TASK DESCRIPTION
In the records that follow, show each line where the word "ending" is present.

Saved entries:
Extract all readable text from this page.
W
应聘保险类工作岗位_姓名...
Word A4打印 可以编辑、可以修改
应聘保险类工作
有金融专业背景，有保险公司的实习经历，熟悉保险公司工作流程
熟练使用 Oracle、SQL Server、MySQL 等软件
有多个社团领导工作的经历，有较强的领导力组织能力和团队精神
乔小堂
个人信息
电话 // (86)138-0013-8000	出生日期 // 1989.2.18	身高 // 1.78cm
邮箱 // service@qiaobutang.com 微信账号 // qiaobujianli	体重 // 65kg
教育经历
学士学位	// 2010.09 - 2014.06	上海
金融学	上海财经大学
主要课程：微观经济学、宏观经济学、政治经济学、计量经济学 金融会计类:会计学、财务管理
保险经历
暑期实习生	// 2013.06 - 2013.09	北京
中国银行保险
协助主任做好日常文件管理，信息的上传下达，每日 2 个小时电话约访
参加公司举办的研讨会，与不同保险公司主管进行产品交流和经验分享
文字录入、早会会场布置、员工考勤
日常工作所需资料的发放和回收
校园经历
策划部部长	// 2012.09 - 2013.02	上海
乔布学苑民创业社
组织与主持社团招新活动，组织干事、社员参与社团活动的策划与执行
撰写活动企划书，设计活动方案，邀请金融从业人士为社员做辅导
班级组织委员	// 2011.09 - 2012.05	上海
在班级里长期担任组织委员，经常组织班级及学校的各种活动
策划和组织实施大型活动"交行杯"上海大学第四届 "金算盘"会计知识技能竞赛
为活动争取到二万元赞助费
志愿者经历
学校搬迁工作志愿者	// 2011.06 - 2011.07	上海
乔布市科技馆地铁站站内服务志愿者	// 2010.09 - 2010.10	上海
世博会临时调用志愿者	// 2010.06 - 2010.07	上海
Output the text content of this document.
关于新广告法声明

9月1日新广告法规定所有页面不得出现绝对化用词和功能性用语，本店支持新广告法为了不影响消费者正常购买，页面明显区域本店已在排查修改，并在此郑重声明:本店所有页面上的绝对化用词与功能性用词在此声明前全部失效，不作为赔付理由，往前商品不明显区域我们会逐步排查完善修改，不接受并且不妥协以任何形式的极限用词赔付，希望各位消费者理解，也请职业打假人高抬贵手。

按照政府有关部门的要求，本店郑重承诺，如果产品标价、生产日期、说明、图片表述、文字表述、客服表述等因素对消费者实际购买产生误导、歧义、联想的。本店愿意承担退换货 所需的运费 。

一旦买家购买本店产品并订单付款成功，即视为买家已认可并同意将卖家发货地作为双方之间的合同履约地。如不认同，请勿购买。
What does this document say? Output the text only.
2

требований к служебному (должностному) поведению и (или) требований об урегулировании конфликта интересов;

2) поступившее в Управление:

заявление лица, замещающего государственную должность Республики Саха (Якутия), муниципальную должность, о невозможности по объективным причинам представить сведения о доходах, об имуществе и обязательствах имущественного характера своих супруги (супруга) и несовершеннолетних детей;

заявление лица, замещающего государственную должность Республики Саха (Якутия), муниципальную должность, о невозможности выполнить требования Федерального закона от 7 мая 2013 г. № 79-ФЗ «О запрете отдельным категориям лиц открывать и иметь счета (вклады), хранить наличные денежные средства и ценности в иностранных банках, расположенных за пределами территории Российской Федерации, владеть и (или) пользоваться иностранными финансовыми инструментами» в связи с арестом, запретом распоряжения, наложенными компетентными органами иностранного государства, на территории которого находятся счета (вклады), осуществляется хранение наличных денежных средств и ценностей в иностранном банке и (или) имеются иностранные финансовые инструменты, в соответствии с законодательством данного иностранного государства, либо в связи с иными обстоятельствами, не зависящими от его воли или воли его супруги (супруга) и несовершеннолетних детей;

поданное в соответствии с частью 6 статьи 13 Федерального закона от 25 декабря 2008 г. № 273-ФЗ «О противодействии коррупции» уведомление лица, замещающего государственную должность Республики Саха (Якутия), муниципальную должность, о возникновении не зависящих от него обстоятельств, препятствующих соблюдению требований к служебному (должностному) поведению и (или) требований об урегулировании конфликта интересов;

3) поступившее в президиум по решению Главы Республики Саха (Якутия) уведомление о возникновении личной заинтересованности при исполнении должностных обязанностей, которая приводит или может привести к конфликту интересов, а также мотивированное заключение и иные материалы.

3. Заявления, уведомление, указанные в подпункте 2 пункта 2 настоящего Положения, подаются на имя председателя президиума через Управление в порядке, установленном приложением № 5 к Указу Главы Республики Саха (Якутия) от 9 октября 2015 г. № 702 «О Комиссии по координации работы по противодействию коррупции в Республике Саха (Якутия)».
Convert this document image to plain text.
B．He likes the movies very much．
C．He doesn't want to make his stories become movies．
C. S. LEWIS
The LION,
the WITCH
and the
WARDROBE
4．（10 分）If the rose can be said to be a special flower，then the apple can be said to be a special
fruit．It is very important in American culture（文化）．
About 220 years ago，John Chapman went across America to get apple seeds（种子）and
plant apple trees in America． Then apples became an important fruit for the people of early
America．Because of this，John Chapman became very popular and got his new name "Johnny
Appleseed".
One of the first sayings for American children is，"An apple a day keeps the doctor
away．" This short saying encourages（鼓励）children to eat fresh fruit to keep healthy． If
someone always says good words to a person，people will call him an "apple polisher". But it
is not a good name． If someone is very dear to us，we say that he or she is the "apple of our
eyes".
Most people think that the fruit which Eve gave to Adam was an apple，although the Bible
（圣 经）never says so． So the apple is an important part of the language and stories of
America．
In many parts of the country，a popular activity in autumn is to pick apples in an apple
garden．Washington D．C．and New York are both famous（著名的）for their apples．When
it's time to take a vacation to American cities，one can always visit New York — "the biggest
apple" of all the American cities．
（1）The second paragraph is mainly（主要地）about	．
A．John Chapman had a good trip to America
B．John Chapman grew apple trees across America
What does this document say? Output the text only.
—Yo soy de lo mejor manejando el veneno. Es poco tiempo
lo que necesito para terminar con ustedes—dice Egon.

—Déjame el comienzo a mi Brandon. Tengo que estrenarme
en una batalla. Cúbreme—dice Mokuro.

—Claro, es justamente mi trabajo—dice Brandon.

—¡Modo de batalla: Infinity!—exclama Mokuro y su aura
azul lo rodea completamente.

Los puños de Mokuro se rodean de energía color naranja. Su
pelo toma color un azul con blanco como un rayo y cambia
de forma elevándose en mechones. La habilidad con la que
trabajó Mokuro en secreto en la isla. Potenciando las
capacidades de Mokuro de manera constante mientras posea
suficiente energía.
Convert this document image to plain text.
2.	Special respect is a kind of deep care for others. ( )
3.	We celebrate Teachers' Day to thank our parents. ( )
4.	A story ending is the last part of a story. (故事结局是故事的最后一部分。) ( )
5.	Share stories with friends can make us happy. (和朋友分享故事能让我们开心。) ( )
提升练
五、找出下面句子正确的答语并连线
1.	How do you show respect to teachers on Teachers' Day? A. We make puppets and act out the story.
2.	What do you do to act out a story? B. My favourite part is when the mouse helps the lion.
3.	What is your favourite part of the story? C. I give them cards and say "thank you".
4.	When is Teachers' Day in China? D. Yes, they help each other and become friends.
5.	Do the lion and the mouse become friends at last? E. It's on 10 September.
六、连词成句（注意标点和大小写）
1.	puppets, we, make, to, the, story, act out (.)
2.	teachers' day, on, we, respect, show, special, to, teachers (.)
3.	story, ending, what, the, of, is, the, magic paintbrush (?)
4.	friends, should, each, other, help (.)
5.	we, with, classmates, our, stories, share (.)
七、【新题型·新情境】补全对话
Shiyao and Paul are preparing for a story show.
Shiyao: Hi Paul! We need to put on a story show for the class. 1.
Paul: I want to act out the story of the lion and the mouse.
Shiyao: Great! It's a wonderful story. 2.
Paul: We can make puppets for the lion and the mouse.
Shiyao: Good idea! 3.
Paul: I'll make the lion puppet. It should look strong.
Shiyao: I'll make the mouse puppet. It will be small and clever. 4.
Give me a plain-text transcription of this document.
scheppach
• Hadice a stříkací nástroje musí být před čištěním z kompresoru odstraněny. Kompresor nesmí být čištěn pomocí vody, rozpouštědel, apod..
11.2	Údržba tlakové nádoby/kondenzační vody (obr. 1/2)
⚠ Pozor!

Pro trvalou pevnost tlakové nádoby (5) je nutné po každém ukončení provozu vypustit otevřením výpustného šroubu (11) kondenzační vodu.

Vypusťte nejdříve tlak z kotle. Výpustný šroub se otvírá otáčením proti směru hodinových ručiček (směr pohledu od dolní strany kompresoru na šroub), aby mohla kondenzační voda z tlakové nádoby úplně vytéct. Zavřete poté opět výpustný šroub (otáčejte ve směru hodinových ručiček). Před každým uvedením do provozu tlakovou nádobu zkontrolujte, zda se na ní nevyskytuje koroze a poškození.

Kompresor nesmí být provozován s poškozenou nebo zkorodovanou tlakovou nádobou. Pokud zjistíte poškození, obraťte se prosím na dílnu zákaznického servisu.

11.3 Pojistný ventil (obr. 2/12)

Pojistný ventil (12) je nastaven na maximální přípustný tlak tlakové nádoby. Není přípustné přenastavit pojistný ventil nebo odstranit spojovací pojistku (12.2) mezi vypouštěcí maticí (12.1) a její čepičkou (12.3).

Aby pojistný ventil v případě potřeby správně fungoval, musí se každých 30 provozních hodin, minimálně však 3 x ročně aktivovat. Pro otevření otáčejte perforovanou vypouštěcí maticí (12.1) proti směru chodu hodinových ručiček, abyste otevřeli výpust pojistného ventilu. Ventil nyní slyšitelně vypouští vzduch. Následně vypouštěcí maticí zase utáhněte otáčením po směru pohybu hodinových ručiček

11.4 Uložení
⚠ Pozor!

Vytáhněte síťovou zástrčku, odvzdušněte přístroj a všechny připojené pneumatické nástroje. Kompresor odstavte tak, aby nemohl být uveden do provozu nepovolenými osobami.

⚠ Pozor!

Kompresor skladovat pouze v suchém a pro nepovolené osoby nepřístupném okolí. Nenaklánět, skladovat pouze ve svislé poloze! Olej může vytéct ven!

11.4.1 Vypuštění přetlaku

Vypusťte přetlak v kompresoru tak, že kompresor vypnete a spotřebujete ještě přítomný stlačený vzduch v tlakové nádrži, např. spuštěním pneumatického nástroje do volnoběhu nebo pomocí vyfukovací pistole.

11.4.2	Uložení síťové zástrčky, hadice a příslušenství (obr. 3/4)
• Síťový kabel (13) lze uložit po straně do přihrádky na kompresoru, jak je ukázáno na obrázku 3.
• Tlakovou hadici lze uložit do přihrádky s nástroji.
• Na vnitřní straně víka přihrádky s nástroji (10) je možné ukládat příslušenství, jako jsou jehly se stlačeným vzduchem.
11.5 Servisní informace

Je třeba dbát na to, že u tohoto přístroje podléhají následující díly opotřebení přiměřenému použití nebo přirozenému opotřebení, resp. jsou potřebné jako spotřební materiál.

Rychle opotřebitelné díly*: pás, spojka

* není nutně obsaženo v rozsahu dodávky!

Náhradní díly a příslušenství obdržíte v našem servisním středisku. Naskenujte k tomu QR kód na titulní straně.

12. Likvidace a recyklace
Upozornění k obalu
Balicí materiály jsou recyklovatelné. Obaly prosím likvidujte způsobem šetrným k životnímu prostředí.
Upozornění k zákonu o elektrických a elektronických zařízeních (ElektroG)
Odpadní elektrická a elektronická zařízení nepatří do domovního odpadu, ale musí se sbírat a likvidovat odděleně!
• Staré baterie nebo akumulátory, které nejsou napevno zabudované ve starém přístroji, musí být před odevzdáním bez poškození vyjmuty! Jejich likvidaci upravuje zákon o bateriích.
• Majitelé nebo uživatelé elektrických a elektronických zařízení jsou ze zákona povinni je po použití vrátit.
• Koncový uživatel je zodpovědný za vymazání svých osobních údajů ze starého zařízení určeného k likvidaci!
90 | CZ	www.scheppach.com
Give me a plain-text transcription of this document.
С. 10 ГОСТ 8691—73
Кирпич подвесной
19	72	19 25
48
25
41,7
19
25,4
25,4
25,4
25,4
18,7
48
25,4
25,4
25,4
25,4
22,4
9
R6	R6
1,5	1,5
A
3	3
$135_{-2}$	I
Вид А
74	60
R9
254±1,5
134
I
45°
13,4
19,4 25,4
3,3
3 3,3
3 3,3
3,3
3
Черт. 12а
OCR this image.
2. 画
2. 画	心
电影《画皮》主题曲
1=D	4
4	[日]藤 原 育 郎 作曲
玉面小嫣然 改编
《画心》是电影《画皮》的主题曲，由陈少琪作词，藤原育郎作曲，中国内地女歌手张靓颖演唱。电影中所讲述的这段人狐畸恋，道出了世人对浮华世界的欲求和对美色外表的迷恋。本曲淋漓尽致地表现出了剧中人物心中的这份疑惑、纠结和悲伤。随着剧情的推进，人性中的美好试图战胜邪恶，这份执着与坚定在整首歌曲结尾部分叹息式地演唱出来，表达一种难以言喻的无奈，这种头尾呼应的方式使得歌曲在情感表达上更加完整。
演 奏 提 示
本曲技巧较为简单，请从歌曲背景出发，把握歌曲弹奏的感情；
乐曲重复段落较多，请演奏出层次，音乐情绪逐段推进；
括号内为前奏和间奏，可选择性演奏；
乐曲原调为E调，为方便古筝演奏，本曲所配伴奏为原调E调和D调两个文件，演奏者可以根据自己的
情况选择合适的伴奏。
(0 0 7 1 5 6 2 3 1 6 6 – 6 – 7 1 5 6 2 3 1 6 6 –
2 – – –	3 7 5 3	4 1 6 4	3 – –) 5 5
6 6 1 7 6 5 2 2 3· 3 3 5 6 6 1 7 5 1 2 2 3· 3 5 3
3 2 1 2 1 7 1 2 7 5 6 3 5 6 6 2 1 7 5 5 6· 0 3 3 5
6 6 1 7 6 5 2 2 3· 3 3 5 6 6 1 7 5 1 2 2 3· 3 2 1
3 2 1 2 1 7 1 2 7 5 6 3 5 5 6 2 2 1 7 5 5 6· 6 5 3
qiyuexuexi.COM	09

TASK OUTPUT
4.	A story ending is the last part of a story. (故事结局是故事的最后一部分。) ( )
3.	story, ending, what, the, of, is, the, magic paintbrush (?)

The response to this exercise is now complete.